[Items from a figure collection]
►

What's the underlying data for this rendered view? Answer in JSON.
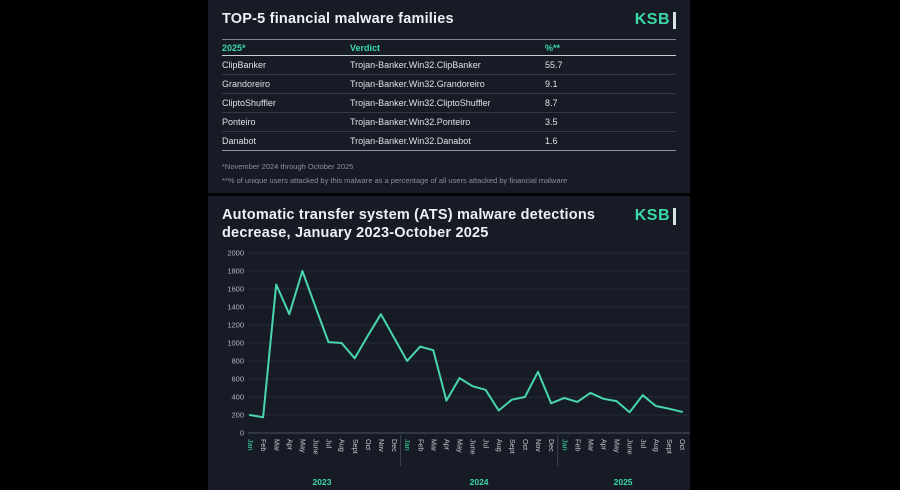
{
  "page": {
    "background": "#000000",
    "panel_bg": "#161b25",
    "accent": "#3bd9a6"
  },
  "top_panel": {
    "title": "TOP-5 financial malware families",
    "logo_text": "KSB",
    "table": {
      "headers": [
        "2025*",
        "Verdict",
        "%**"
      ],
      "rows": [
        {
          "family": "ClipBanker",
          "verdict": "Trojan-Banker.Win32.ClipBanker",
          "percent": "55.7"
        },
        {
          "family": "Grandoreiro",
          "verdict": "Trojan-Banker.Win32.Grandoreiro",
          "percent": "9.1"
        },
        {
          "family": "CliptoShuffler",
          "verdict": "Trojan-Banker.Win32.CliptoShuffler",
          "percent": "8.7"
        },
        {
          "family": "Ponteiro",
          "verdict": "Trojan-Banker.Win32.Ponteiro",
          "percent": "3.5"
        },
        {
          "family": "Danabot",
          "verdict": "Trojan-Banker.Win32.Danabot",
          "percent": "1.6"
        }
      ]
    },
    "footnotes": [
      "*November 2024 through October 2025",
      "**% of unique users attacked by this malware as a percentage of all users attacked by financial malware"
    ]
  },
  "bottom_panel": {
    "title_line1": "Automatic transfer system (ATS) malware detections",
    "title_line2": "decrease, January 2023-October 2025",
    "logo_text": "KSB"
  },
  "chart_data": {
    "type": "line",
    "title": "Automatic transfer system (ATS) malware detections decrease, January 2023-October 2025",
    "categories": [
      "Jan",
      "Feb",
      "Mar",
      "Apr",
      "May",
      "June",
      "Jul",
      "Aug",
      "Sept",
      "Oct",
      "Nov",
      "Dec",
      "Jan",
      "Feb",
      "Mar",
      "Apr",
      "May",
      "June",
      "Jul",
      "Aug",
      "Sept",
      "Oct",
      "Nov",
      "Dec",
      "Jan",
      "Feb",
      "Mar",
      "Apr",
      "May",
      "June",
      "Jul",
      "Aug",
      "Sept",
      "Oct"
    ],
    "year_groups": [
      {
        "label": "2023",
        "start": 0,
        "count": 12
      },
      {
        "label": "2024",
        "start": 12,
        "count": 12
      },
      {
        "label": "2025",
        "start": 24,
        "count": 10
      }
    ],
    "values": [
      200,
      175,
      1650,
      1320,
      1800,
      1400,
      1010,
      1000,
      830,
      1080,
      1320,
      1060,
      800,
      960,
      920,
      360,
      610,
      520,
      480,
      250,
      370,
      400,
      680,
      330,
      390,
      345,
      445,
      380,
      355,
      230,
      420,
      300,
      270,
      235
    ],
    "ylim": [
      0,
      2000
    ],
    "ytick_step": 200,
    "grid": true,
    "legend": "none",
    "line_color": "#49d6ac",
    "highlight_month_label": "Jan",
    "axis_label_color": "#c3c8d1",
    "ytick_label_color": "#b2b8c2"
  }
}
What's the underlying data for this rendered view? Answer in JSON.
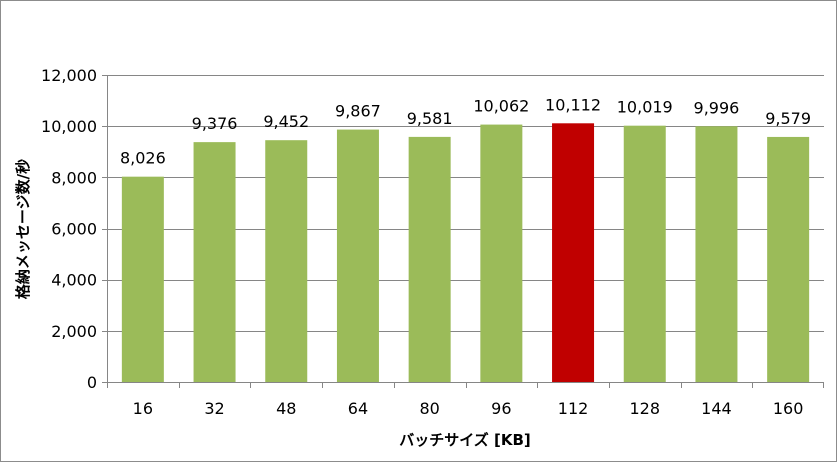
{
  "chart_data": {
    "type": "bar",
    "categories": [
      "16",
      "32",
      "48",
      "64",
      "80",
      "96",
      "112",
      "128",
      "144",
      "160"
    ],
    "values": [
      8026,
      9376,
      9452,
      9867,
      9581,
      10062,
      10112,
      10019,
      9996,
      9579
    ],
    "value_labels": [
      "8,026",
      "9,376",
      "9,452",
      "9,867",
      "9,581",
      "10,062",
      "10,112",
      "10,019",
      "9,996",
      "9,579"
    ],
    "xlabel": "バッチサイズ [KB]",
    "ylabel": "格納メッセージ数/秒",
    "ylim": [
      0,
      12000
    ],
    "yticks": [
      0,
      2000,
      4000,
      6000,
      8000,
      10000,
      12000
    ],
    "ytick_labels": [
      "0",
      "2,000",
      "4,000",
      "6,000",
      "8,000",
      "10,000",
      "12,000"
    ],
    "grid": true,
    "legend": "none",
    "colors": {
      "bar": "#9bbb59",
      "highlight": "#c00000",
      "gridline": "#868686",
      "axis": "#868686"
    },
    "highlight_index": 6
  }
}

◄

> _STATED PROBLEM_: Scan the material above. Return every line containing the string "Danabot".

> _EXERCISE RESPONSE_:
          "family": "Danabot",
          "verdict": "Trojan-Banker.Win32.Danabot",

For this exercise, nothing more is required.